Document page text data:
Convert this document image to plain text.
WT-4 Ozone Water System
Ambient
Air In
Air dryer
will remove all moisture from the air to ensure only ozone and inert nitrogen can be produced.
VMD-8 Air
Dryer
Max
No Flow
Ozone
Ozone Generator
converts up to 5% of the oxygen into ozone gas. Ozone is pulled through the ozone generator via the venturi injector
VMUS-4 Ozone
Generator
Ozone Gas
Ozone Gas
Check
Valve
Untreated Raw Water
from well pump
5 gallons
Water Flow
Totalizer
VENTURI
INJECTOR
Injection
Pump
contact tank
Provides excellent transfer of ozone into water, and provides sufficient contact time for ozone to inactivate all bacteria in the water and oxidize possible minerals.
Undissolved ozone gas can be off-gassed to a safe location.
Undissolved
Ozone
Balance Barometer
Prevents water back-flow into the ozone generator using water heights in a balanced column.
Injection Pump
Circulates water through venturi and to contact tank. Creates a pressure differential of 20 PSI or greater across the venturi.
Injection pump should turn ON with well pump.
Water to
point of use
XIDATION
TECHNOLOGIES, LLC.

THE PROBLEM: Where a line above holds the string "Injection", copy that line.

WRITTEN RESPONSE:
Injection
Injection Pump
Injection pump should turn ON with well pump.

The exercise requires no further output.